▶ _Problem to work on_
Restate the full set of records exactly, word for word.

▶ _Collected data_

--------------------

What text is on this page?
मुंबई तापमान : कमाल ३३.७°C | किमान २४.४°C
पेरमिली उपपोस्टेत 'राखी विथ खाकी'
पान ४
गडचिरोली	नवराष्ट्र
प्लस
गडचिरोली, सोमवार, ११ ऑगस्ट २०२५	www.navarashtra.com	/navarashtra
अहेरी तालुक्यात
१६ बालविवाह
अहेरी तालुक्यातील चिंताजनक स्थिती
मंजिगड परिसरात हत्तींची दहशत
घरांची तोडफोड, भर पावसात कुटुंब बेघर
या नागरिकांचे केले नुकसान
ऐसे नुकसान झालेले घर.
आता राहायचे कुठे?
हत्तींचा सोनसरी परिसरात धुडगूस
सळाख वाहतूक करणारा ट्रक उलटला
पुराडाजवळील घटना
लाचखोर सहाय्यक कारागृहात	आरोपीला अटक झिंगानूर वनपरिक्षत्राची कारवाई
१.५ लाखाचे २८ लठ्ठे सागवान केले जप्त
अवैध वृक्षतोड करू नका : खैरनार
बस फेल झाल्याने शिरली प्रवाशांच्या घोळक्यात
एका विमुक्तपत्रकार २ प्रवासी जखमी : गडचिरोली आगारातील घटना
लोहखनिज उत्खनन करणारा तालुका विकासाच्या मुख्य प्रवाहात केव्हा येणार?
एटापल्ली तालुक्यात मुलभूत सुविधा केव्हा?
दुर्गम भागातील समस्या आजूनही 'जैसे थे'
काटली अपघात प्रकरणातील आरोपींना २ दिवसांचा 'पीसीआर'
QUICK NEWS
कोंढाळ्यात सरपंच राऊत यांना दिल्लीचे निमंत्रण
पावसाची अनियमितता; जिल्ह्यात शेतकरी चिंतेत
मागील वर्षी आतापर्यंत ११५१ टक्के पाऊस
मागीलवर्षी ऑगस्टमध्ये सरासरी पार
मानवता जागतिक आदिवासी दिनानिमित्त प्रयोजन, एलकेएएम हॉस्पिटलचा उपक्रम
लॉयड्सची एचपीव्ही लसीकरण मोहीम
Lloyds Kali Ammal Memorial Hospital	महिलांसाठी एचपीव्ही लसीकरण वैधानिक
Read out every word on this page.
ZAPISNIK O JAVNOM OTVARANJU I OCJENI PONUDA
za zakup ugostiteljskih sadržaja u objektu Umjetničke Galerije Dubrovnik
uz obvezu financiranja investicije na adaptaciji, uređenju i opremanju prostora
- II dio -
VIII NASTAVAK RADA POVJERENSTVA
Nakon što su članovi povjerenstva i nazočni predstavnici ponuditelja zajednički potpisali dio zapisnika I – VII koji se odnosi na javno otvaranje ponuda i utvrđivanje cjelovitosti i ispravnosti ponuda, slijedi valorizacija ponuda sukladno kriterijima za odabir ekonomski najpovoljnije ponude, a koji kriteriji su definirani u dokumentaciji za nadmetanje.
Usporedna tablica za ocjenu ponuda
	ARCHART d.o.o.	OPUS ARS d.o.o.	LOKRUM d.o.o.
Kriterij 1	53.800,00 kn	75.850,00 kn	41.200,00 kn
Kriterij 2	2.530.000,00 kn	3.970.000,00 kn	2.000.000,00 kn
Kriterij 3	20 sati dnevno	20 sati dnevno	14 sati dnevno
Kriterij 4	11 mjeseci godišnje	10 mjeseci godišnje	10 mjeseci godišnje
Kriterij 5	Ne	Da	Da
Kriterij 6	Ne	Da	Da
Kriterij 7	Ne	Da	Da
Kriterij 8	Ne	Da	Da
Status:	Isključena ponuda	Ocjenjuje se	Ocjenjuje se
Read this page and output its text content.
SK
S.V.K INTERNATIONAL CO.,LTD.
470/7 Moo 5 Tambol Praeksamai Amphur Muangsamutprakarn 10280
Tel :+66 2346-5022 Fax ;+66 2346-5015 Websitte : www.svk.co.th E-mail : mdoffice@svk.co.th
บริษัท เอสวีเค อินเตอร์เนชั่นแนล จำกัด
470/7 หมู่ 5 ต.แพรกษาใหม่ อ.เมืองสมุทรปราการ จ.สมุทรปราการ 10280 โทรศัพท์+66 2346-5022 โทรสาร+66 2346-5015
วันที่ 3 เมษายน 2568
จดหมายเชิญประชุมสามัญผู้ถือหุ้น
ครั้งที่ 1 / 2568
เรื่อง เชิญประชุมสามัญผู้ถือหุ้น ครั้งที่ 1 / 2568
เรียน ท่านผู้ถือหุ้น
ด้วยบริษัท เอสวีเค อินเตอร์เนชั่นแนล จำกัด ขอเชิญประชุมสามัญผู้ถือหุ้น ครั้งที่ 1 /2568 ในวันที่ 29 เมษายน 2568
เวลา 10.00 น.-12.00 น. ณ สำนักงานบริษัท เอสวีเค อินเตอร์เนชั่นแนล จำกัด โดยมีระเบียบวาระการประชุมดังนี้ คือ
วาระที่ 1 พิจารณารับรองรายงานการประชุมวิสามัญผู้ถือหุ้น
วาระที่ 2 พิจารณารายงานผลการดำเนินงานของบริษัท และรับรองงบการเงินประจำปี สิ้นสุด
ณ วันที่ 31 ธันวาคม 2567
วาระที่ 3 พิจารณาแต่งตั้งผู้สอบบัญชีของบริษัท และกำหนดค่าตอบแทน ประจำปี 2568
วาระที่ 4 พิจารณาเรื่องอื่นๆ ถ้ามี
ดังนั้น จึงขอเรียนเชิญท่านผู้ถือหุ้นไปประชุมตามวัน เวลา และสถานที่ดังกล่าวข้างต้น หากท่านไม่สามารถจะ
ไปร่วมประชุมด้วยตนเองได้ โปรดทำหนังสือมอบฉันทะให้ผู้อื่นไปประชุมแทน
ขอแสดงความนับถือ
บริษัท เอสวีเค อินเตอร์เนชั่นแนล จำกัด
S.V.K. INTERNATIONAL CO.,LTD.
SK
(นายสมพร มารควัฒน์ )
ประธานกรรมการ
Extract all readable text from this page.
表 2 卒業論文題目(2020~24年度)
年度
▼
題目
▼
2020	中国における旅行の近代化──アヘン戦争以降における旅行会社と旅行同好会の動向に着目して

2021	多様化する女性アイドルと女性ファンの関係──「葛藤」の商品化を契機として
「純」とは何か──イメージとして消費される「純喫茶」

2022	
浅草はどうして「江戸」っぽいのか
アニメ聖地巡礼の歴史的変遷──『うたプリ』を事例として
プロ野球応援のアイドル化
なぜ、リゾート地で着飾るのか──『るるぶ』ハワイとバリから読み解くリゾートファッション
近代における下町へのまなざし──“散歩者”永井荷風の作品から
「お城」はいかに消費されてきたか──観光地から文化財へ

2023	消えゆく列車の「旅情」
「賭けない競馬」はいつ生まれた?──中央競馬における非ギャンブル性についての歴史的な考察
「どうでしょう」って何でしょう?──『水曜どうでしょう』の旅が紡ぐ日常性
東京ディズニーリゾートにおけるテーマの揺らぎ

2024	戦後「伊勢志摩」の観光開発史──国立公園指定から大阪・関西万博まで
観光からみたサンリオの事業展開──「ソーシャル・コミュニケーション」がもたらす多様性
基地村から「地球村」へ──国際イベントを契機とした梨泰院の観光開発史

--------------------

▶ _Solution to this problem_
What text is on this page?
मुंबई तापमान : कमाल ३३.७°C | किमान २४.४°C
पेरमिली उपपोस्टेत 'राखी विथ खाकी'
पान ४
गडचिरोली	नवराष्ट्र
प्लस
गडचिरोली, सोमवार, ११ ऑगस्ट २०२५	www.navarashtra.com	/navarashtra
अहेरी तालुक्यात
१६ बालविवाह
अहेरी तालुक्यातील चिंताजनक स्थिती
मंजिगड परिसरात हत्तींची दहशत
घरांची तोडफोड, भर पावसात कुटुंब बेघर
या नागरिकांचे केले नुकसान
ऐसे नुकसान झालेले घर.
आता राहायचे कुठे?
हत्तींचा सोनसरी परिसरात धुडगूस
सळाख वाहतूक करणारा ट्रक उलटला
पुराडाजवळील घटना
लाचखोर सहाय्यक कारागृहात	आरोपीला अटक झिंगानूर वनपरिक्षत्राची कारवाई
१.५ लाखाचे २८ लठ्ठे सागवान केले जप्त
अवैध वृक्षतोड करू नका : खैरनार
बस फेल झाल्याने शिरली प्रवाशांच्या घोळक्यात
एका विमुक्तपत्रकार २ प्रवासी जखमी : गडचिरोली आगारातील घटना
लोहखनिज उत्खनन करणारा तालुका विकासाच्या मुख्य प्रवाहात केव्हा येणार?
एटापल्ली तालुक्यात मुलभूत सुविधा केव्हा?
दुर्गम भागातील समस्या आजूनही 'जैसे थे'
काटली अपघात प्रकरणातील आरोपींना २ दिवसांचा 'पीसीआर'
QUICK NEWS
कोंढाळ्यात सरपंच राऊत यांना दिल्लीचे निमंत्रण
पावसाची अनियमितता; जिल्ह्यात शेतकरी चिंतेत
मागील वर्षी आतापर्यंत ११५१ टक्के पाऊस
मागीलवर्षी ऑगस्टमध्ये सरासरी पार
मानवता जागतिक आदिवासी दिनानिमित्त प्रयोजन, एलकेएएम हॉस्पिटलचा उपक्रम
लॉयड्सची एचपीव्ही लसीकरण मोहीम
Lloyds Kali Ammal Memorial Hospital	महिलांसाठी एचपीव्ही लसीकरण वैधानिक
Read out every word on this page.
ZAPISNIK O JAVNOM OTVARANJU I OCJENI PONUDA
za zakup ugostiteljskih sadržaja u objektu Umjetničke Galerije Dubrovnik
uz obvezu financiranja investicije na adaptaciji, uređenju i opremanju prostora
- II dio -
VIII NASTAVAK RADA POVJERENSTVA
Nakon što su članovi povjerenstva i nazočni predstavnici ponuditelja zajednički potpisali dio zapisnika I – VII koji se odnosi na javno otvaranje ponuda i utvrđivanje cjelovitosti i ispravnosti ponuda, slijedi valorizacija ponuda sukladno kriterijima za odabir ekonomski najpovoljnije ponude, a koji kriteriji su definirani u dokumentaciji za nadmetanje.
Usporedna tablica za ocjenu ponuda
	ARCHART d.o.o.	OPUS ARS d.o.o.	LOKRUM d.o.o.
Kriterij 1	53.800,00 kn	75.850,00 kn	41.200,00 kn
Kriterij 2	2.530.000,00 kn	3.970.000,00 kn	2.000.000,00 kn
Kriterij 3	20 sati dnevno	20 sati dnevno	14 sati dnevno
Kriterij 4	11 mjeseci godišnje	10 mjeseci godišnje	10 mjeseci godišnje
Kriterij 5	Ne	Da	Da
Kriterij 6	Ne	Da	Da
Kriterij 7	Ne	Da	Da
Kriterij 8	Ne	Da	Da
Status:	Isključena ponuda	Ocjenjuje se	Ocjenjuje se
Read this page and output its text content.
SK
S.V.K INTERNATIONAL CO.,LTD.
470/7 Moo 5 Tambol Praeksamai Amphur Muangsamutprakarn 10280
Tel :+66 2346-5022 Fax ;+66 2346-5015 Websitte : www.svk.co.th E-mail : mdoffice@svk.co.th
บริษัท เอสวีเค อินเตอร์เนชั่นแนล จำกัด
470/7 หมู่ 5 ต.แพรกษาใหม่ อ.เมืองสมุทรปราการ จ.สมุทรปราการ 10280 โทรศัพท์+66 2346-5022 โทรสาร+66 2346-5015
วันที่ 3 เมษายน 2568
จดหมายเชิญประชุมสามัญผู้ถือหุ้น
ครั้งที่ 1 / 2568
เรื่อง เชิญประชุมสามัญผู้ถือหุ้น ครั้งที่ 1 / 2568
เรียน ท่านผู้ถือหุ้น
ด้วยบริษัท เอสวีเค อินเตอร์เนชั่นแนล จำกัด ขอเชิญประชุมสามัญผู้ถือหุ้น ครั้งที่ 1 /2568 ในวันที่ 29 เมษายน 2568
เวลา 10.00 น.-12.00 น. ณ สำนักงานบริษัท เอสวีเค อินเตอร์เนชั่นแนล จำกัด โดยมีระเบียบวาระการประชุมดังนี้ คือ
วาระที่ 1 พิจารณารับรองรายงานการประชุมวิสามัญผู้ถือหุ้น
วาระที่ 2 พิจารณารายงานผลการดำเนินงานของบริษัท และรับรองงบการเงินประจำปี สิ้นสุด
ณ วันที่ 31 ธันวาคม 2567
วาระที่ 3 พิจารณาแต่งตั้งผู้สอบบัญชีของบริษัท และกำหนดค่าตอบแทน ประจำปี 2568
วาระที่ 4 พิจารณาเรื่องอื่นๆ ถ้ามี
ดังนั้น จึงขอเรียนเชิญท่านผู้ถือหุ้นไปประชุมตามวัน เวลา และสถานที่ดังกล่าวข้างต้น หากท่านไม่สามารถจะ
ไปร่วมประชุมด้วยตนเองได้ โปรดทำหนังสือมอบฉันทะให้ผู้อื่นไปประชุมแทน
ขอแสดงความนับถือ
บริษัท เอสวีเค อินเตอร์เนชั่นแนล จำกัด
S.V.K. INTERNATIONAL CO.,LTD.
SK
(นายสมพร มารควัฒน์ )
ประธานกรรมการ
Extract all readable text from this page.
表 2 卒業論文題目(2020~24年度)
年度
▼
題目
▼
2020	中国における旅行の近代化──アヘン戦争以降における旅行会社と旅行同好会の動向に着目して

2021	多様化する女性アイドルと女性ファンの関係──「葛藤」の商品化を契機として
「純」とは何か──イメージとして消費される「純喫茶」

2022	
浅草はどうして「江戸」っぽいのか
アニメ聖地巡礼の歴史的変遷──『うたプリ』を事例として
プロ野球応援のアイドル化
なぜ、リゾート地で着飾るのか──『るるぶ』ハワイとバリから読み解くリゾートファッション
近代における下町へのまなざし──“散歩者”永井荷風の作品から
「お城」はいかに消費されてきたか──観光地から文化財へ

2023	消えゆく列車の「旅情」
「賭けない競馬」はいつ生まれた?──中央競馬における非ギャンブル性についての歴史的な考察
「どうでしょう」って何でしょう?──『水曜どうでしょう』の旅が紡ぐ日常性
東京ディズニーリゾートにおけるテーマの揺らぎ

2024	戦後「伊勢志摩」の観光開発史──国立公園指定から大阪・関西万博まで
観光からみたサンリオの事業展開──「ソーシャル・コミュニケーション」がもたらす多様性
基地村から「地球村」へ──国際イベントを契機とした梨泰院の観光開発史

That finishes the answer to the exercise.